___ RECORDS

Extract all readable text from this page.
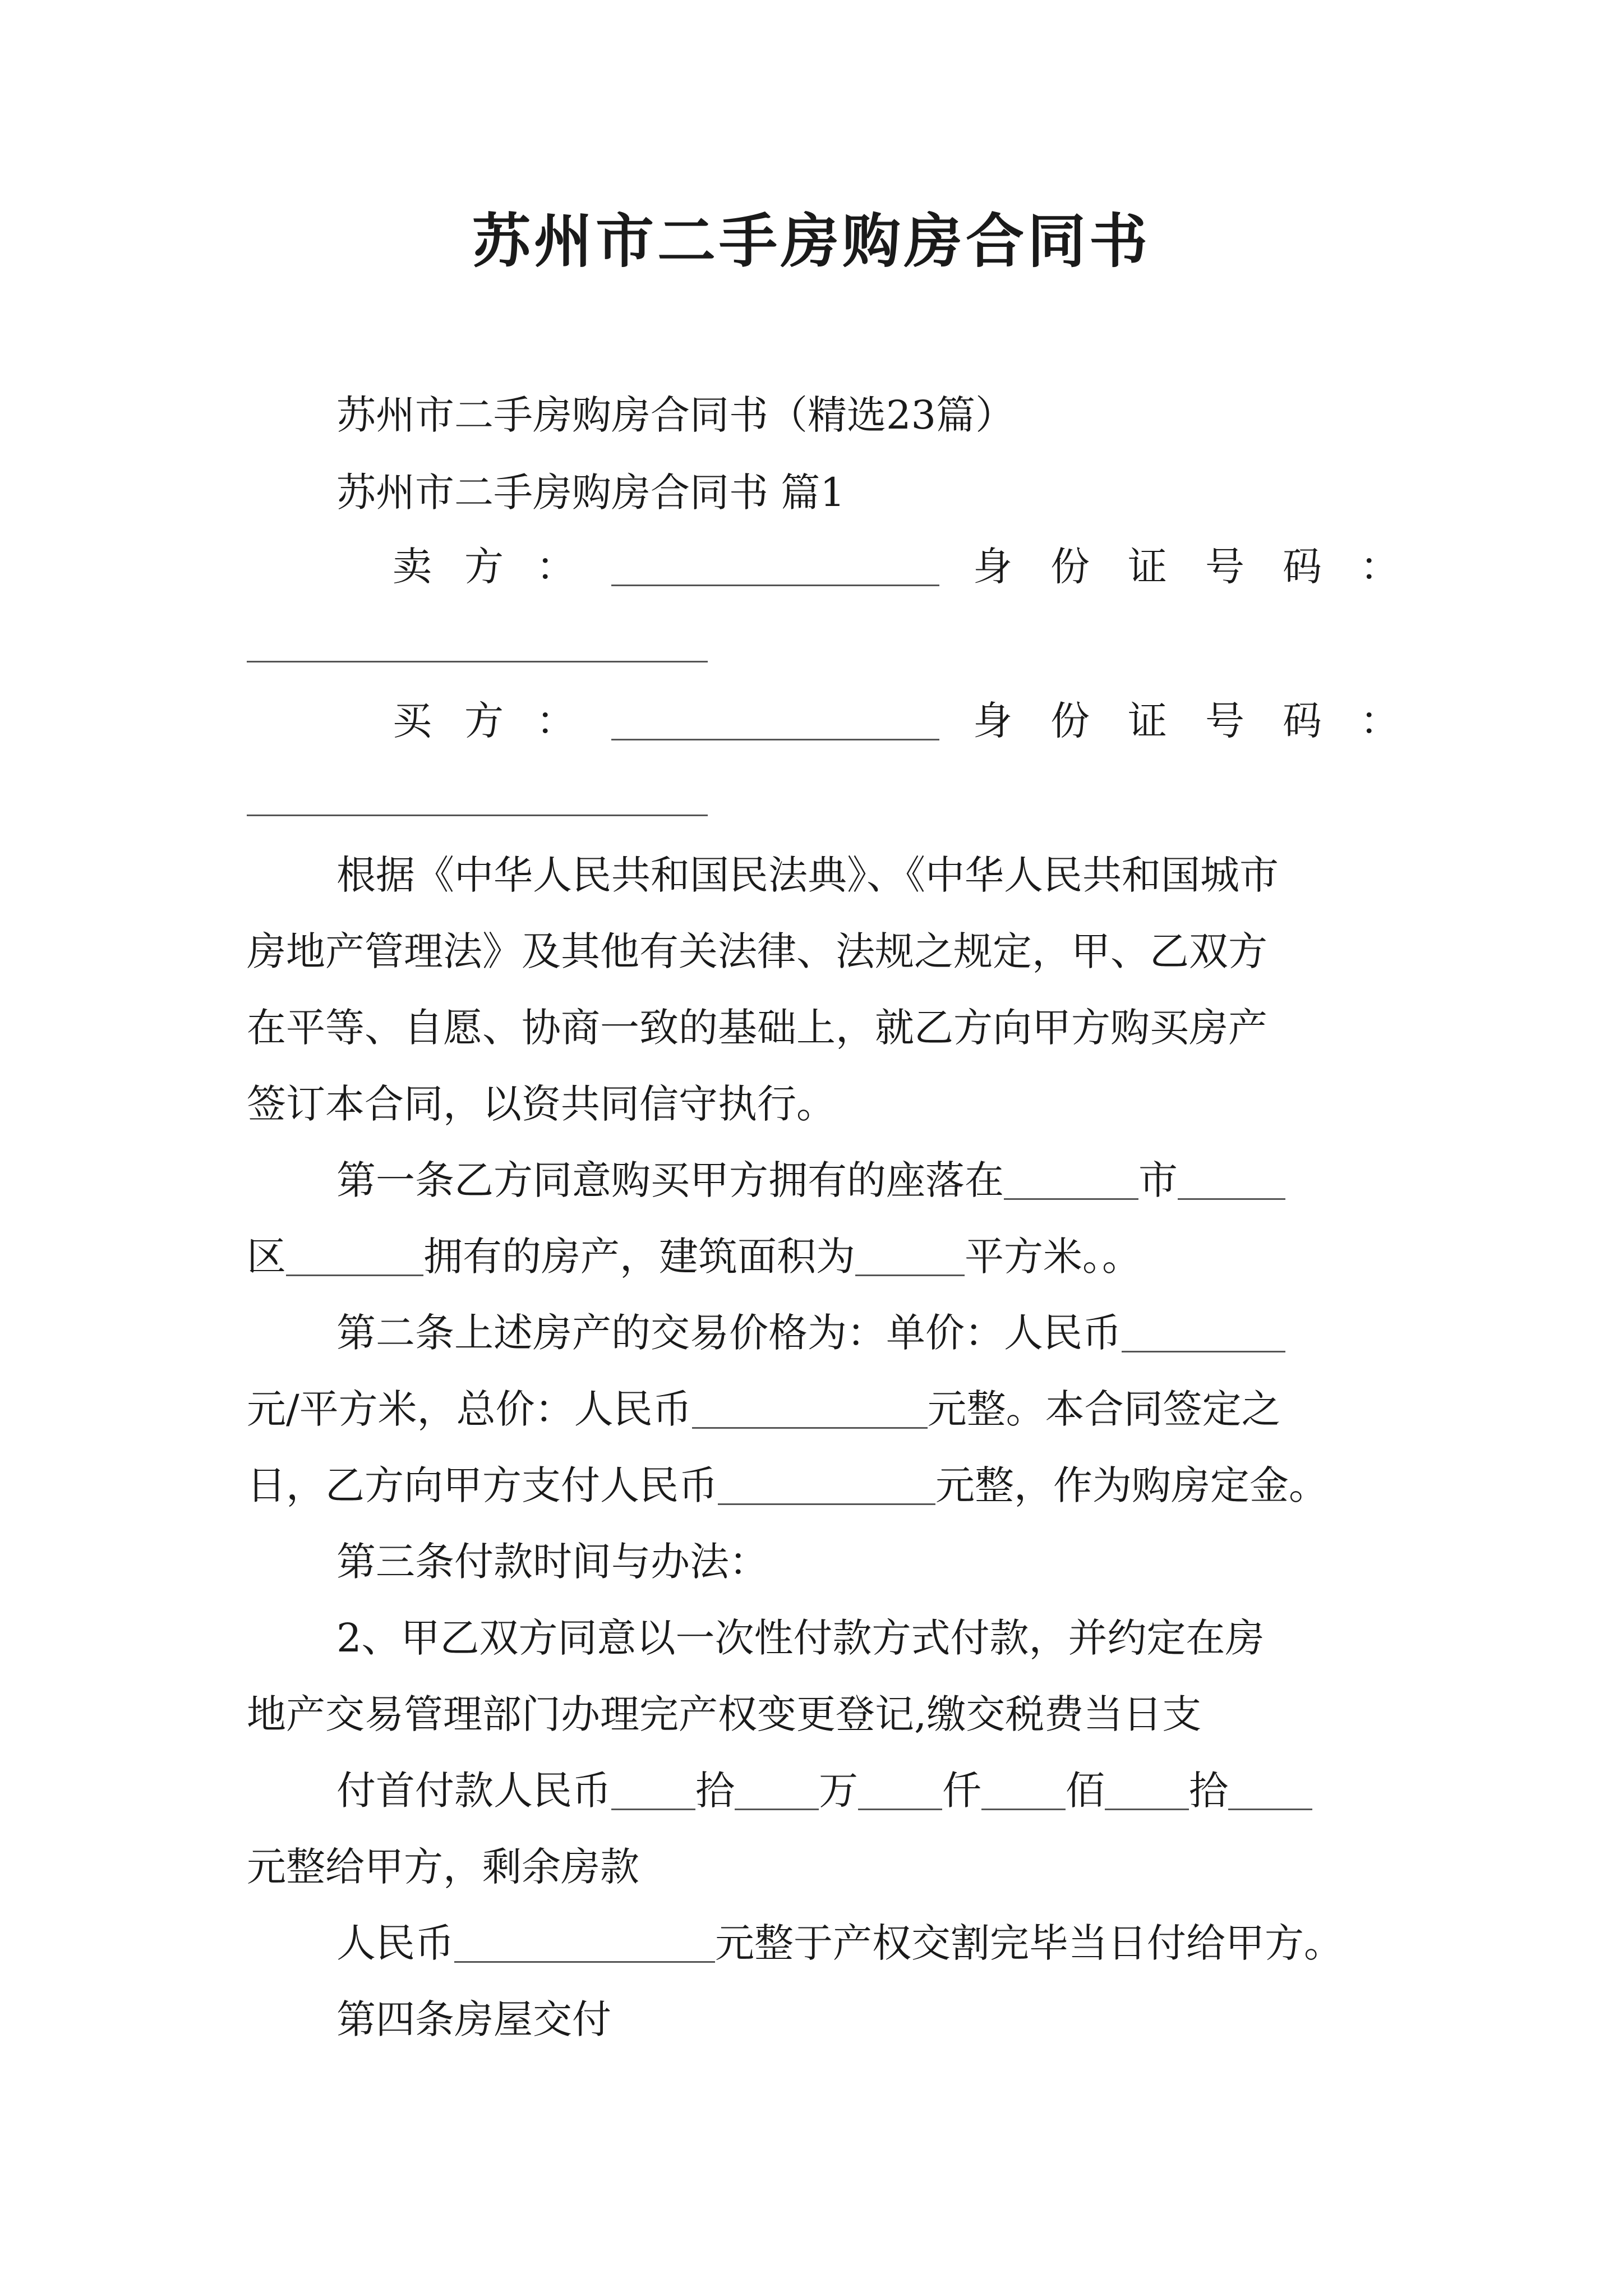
苏州市二手房购房合同书
苏州市二手房购房合同书（精选23篇）
苏州市二手房购房合同书 篇1
卖方：	身份证号码：
买方：	身份证号码：
根据《中华人民共和国民法典》、《中华人民共和国城市
房地产管理法》及其他有关法律、法规之规定，甲、乙双方
在平等、自愿、协商一致的基础上，就乙方向甲方购买房产
签订本合同，以资共同信守执行。
第一条乙方同意购买甲方拥有的座落在	市
区	拥有的房产，建筑面积为	平方米。。
第二条上述房产的交易价格为：单价：人民币
元/平方米，总价：人民币	元整。本合同签定之
日，乙方向甲方支付人民币	元整，作为购房定金。
第三条付款时间与办法：
2、甲乙双方同意以一次性付款方式付款，并约定在房
地产交易管理部门办理完产权变更登记,缴交税费当日支
付首付款人民币 拾 万 仟 佰 拾
元整给甲方，剩余房款
人民币	元整于产权交割完毕当日付给甲方。
第四条房屋交付
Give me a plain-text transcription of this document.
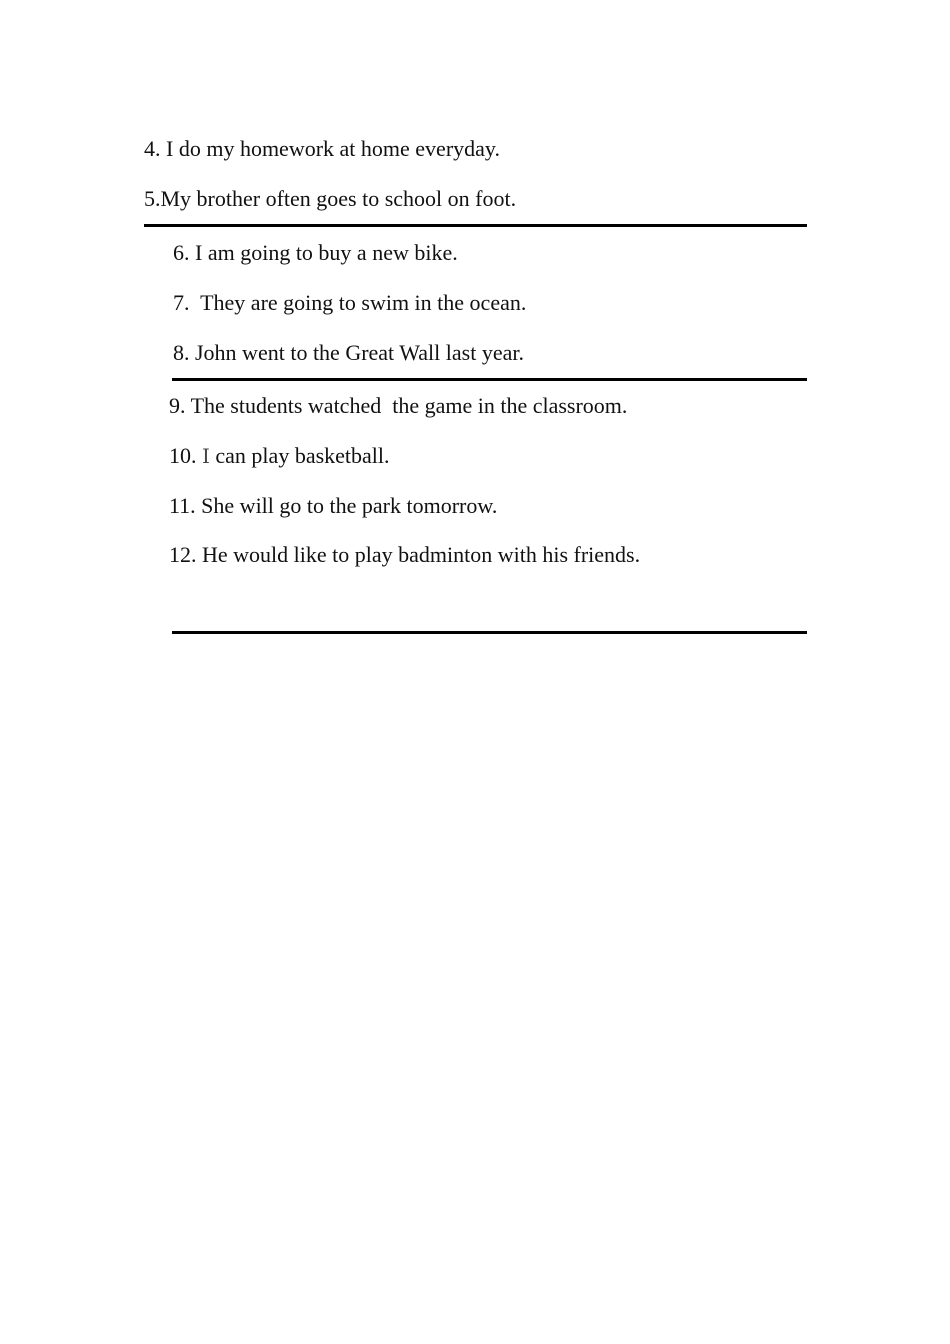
4. I do my homework at home everyday.

5.My brother often goes to school on foot.

6. I am going to buy a new bike.

7.  They are going to swim in the ocean.

8. John went to the Great Wall last year.

9. The students watched  the game in the classroom.

10. Ⅰ can play basketball.

11. She will go to the park tomorrow.

12. He would like to play badminton with his friends.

______

The entries above are to be returned exactly, without their pictures.

Extract all readable text from this page.
苏州市二手房购房合同书
苏州市二手房购房合同书（精选23篇）
苏州市二手房购房合同书 篇1
卖方：	身份证号码：
买方：	身份证号码：
根据《中华人民共和国民法典》、《中华人民共和国城市
房地产管理法》及其他有关法律、法规之规定，甲、乙双方
在平等、自愿、协商一致的基础上，就乙方向甲方购买房产
签订本合同，以资共同信守执行。
第一条乙方同意购买甲方拥有的座落在	市
区	拥有的房产，建筑面积为	平方米。。
第二条上述房产的交易价格为：单价：人民币
元/平方米，总价：人民币	元整。本合同签定之
日，乙方向甲方支付人民币	元整，作为购房定金。
第三条付款时间与办法：
2、甲乙双方同意以一次性付款方式付款，并约定在房
地产交易管理部门办理完产权变更登记,缴交税费当日支
付首付款人民币 拾 万 仟 佰 拾
元整给甲方，剩余房款
人民币	元整于产权交割完毕当日付给甲方。
第四条房屋交付
Give me a plain-text transcription of this document.
4. I do my homework at home everyday.

5.My brother often goes to school on foot.

6. I am going to buy a new bike.

7.  They are going to swim in the ocean.

8. John went to the Great Wall last year.

9. The students watched  the game in the classroom.

10. Ⅰ can play basketball.

11. She will go to the park tomorrow.

12. He would like to play badminton with his friends.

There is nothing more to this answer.